# TASK TO COMPLETE
Return all lines that include the string "权重设置为".

• • • • •

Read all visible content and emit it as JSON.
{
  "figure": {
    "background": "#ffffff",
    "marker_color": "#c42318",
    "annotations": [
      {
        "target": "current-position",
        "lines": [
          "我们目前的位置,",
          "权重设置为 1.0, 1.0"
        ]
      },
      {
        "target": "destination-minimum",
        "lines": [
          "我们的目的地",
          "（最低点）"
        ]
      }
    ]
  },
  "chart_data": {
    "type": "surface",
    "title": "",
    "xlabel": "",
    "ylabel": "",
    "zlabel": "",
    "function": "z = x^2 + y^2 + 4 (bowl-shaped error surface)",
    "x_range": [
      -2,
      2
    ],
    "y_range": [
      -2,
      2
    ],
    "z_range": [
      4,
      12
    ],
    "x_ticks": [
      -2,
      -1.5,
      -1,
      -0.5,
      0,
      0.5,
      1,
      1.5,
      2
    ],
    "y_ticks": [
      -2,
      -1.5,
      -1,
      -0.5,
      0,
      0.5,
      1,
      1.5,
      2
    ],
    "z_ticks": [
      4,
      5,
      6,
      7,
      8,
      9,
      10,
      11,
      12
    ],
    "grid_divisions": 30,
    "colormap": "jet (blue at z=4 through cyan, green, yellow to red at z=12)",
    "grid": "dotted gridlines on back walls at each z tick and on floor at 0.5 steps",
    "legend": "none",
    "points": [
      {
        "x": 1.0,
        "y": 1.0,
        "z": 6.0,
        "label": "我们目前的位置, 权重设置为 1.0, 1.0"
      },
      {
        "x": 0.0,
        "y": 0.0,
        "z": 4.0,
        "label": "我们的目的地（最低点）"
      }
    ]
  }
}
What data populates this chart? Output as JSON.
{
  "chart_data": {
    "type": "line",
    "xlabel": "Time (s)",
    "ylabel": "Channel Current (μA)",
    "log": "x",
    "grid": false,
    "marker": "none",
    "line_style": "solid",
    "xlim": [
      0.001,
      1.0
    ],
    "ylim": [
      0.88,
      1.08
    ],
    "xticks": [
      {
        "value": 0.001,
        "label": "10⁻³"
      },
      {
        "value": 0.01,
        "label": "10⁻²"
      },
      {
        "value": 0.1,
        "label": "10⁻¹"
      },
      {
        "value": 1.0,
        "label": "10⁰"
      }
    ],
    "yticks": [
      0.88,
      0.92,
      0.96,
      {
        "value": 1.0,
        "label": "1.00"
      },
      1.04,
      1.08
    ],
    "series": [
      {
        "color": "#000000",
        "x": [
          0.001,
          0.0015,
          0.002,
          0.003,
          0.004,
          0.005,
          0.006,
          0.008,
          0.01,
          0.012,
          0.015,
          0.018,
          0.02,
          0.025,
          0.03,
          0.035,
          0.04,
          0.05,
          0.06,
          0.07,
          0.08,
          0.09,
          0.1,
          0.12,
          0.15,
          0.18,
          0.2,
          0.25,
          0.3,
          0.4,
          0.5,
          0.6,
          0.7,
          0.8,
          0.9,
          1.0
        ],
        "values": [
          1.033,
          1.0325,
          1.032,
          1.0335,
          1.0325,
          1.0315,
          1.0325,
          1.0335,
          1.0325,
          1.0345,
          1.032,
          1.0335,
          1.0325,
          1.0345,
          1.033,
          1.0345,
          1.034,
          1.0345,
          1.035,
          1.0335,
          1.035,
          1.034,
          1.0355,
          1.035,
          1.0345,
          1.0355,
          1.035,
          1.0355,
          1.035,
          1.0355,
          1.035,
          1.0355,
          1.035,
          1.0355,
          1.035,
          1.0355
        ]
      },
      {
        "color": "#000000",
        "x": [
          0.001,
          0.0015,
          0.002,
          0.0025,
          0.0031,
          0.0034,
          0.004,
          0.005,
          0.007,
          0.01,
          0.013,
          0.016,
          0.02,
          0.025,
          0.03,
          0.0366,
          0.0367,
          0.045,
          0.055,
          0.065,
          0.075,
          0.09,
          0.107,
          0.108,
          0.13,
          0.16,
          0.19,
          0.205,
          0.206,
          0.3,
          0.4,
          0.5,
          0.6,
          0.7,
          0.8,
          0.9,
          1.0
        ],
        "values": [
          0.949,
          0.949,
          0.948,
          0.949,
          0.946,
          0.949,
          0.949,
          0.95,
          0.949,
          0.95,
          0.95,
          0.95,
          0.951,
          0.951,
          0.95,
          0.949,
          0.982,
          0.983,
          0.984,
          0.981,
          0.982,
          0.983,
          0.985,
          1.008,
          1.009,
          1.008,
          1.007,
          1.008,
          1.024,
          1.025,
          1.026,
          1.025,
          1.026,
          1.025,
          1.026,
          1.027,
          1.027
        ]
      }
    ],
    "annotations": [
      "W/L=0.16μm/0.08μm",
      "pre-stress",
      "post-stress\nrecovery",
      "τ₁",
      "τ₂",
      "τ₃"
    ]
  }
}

• • • • •

# COMPLETE ANSWER
          "权重设置为 1.0, 1.0"
        "label": "我们目前的位置, 权重设置为 1.0, 1.0"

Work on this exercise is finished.